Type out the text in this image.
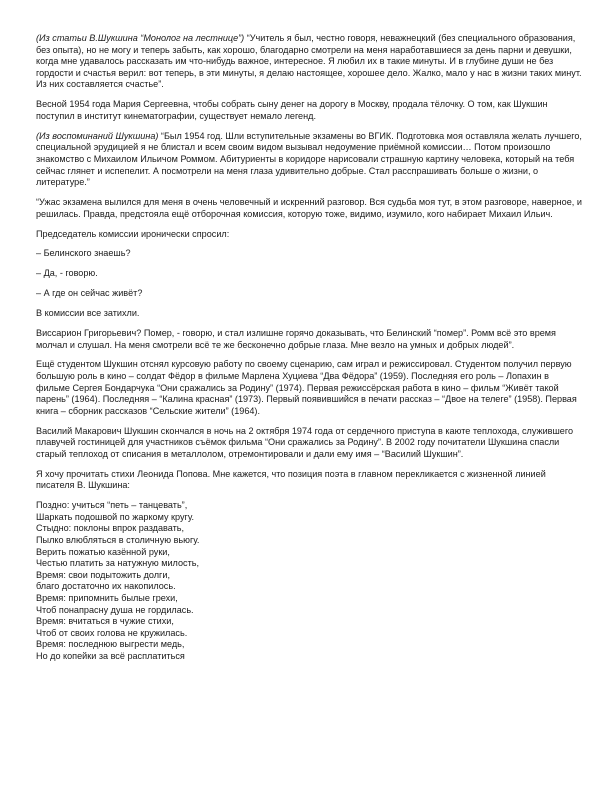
(Из статьи В.Шукшина “Монолог на лестнице”) “Учитель я был, честно говоря, неважнецкий (без специального образования, без опыта), но не могу и теперь забыть, как хорошо, благодарно смотрели на меня наработавшиеся за день парни и девушки, когда мне удавалось рассказать им что-нибудь важное, интересное. Я любил их в такие минуты. И в глубине души не без гордости и счастья верил: вот теперь, в эти минуты, я делаю настоящее, хорошее дело. Жалко, мало у нас в жизни таких минут. Из них составляется счастье”.

Весной 1954 года Мария Сергеевна, чтобы собрать сыну денег на дорогу в Москву, продала тёлочку. О том, как Шукшин поступил в институт кинематографии, существует немало легенд.

(Из воспоминаний Шукшина) “Был 1954 год. Шли вступительные экзамены во ВГИК. Подготовка моя оставляла желать лучшего, специальной эрудицией я не блистал и всем своим видом вызывал недоумение приёмной комиссии… Потом произошло знакомство с Михаилом Ильичом Роммом. Абитуриенты в коридоре нарисовали страшную картину человека, который на тебя сейчас глянет и испепелит. А посмотрели на меня глаза удивительно добрые. Стал расспрашивать больше о жизни, о литературе.”

“Ужас экзамена вылился для меня в очень человечный и искренний разговор. Вся судьба моя тут, в этом разговоре, наверное, и решилась. Правда, предстояла ещё отборочная комиссия, которую тоже, видимо, изумило, кого набирает Михаил Ильич.

Председатель комиссии иронически спросил:

– Белинского знаешь?

– Да, - говорю.

– А где он сейчас живёт?

В комиссии все затихли.

Виссарион Григорьевич? Помер, - говорю, и стал излишне горячо доказывать, что Белинский “помер”. Ромм всё это время молчал и слушал. На меня смотрели всё те же бесконечно добрые глаза. Мне везло на умных и добрых людей”.

Ещё студентом Шукшин отснял курсовую работу по своему сценарию, сам играл и режиссировал. Студентом получил первую большую роль в кино – солдат Фёдор в фильме Марлена Хуциева “Два Фёдора” (1959). Последняя его роль – Лопахин в фильме Сергея Бондарчука “Они сражались за Родину” (1974). Первая режиссёрская работа в кино – фильм “Живёт такой парень” (1964). Последняя – “Калина красная” (1973). Первый появившийся в печати рассказ – “Двое на телеге” (1958). Первая книга – сборник рассказов “Сельские жители” (1964).

Василий Макарович Шукшин скончался в ночь на 2 октября 1974 года от сердечного приступа в каюте теплохода, служившего плавучей гостиницей для участников съёмок фильма “Они сражались за Родину”. В 2002 году почитатели Шукшина спасли старый теплоход от списания в металлолом, отремонтировали и дали ему имя – “Василий Шукшин”.

Я хочу прочитать стихи Леонида Попова. Мне кажется, что позиция поэта в главном перекликается с жизненной линией писателя В. Шукшина:

Поздно: учиться “петь – танцевать”,
Шаркать подошвой по жаркому кругу.
Стыдно: поклоны впрок раздавать,
Пылко влюбляться в столичную вьюгу.
Верить пожатью казённой руки,
Честью платить за натужную милость,
Время: свои подытожить долги,
благо достаточно их накопилось.
Время: припомнить былые грехи,
Чтоб понапрасну душа не гордилась.
Время: вчитаться в чужие стихи,
Чтоб от своих голова не кружилась.
Время: последнюю выгрести медь,
Но до копейки за всё расплатиться
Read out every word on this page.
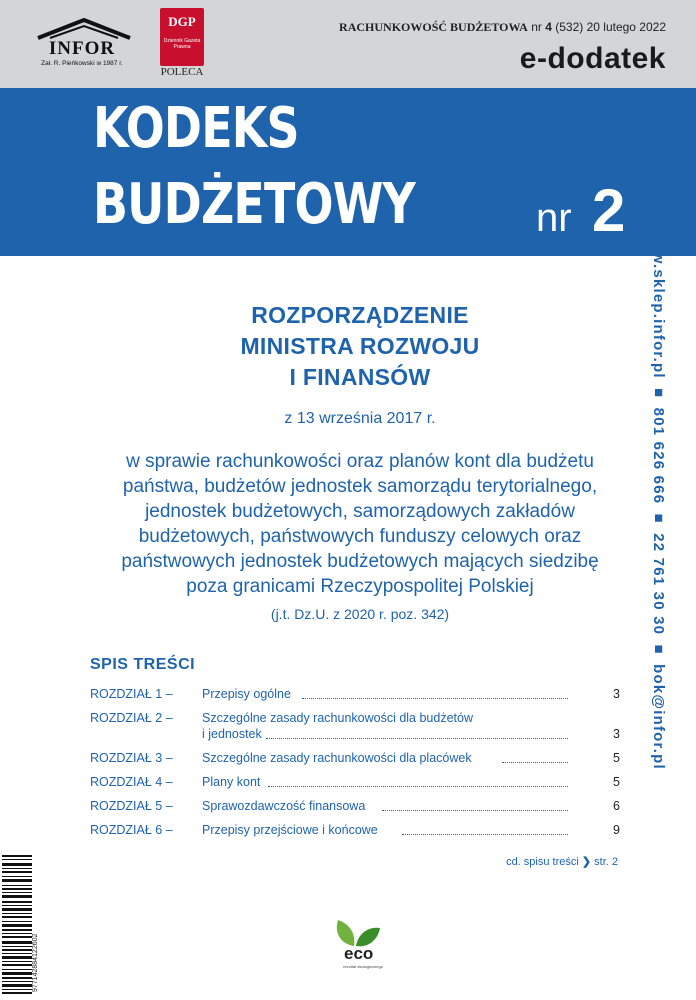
INFOR
Zał. R. Pieńkowski w 1987 r.
DGP
Dziennik Gazeta Prawna
POLECA
RACHUNKOWOŚĆ BUDŻETOWA nr 4 (532) 20 lutego 2022
e-dodatek
KODEKS
BUDŻETOWY	nr 2
www.sklep.infor.pl ■ 801 626 666 ■ 22 761 30 30 ■ bok@infor.pl
ROZPORZĄDZENIE
MINISTRA ROZWOJU
I FINANSÓW
z 13 września 2017 r.
w sprawie rachunkowości oraz planów kont dla budżetu
państwa, budżetów jednostek samorządu terytorialnego,
jednostek budżetowych, samorządowych zakładów
budżetowych, państwowych funduszy celowych oraz
państwowych jednostek budżetowych mających siedzibę
poza granicami Rzeczypospolitej Polskiej
(j.t. Dz.U. z 2020 r. poz. 342)
SPIS TREŚCI
ROZDZIAŁ 1 – Przepisy ogólne	3
ROZDZIAŁ 2 – Szczególne zasady rachunkowości dla budżetów

i jednostek	3
ROZDZIAŁ 3 – Szczególne zasady rachunkowości dla placówek	5
ROZDZIAŁ 4 – Plany kont	5
ROZDZIAŁ 5 – Sprawozdawczość finansowa	6
ROZDZIAŁ 6 – Przepisy przejściowe i końcowe	9
cd. spisu treści ❯ str. 2
977142884122602	eco
rezultat ekologicznego
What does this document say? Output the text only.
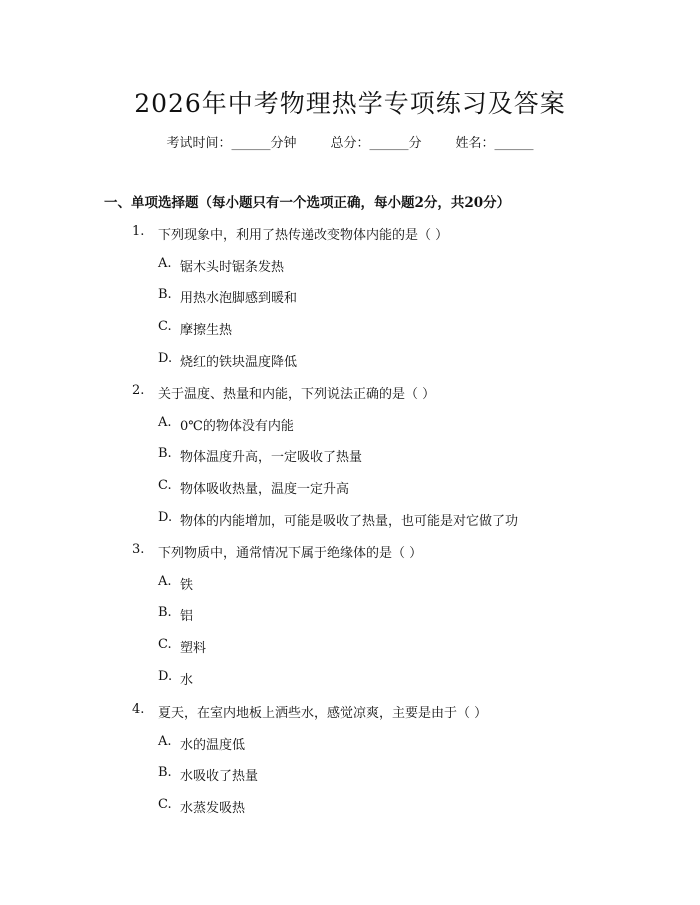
2026年中考物理热学专项练习及答案
考试时间：______分钟	总分：______分	姓名：______
一、单项选择题（每小题只有一个选项正确，每小题2分，共20分）
1.	下列现象中，利用了热传递改变物体内能的是（ ）
A. 锯木头时锯条发热
B. 用热水泡脚感到暖和
C. 摩擦生热
D. 烧红的铁块温度降低
2.	关于温度、热量和内能，下列说法正确的是（ ）
A. 0℃的物体没有内能
B. 物体温度升高，一定吸收了热量
C. 物体吸收热量，温度一定升高
D. 物体的内能增加，可能是吸收了热量，也可能是对它做了功
3.	下列物质中，通常情况下属于绝缘体的是（ ）
A. 铁
B. 铝
C. 塑料
D. 水
4.	夏天，在室内地板上洒些水，感觉凉爽，主要是由于（ ）
A. 水的温度低
B. 水吸收了热量
C. 水蒸发吸热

..........

## [EXERCISE REQUIREMENTS]
List the lines of the entries that include "сейчас".

## [FULL RESPONSE]
(Из воспоминаний Шукшина) “Был 1954 год. Шли вступительные экзамены во ВГИК. Подготовка моя оставляла желать лучшего, специальной эрудицией я не блистал и всем своим видом вызывал недоумение приёмной комиссии… Потом произошло знакомство с Михаилом Ильичом Роммом. Абитуриенты в коридоре нарисовали страшную картину человека, который на тебя сейчас глянет и испепелит. А посмотрели на меня глаза удивительно добрые. Стал расспрашивать больше о жизни, о литературе.”
– А где он сейчас живёт?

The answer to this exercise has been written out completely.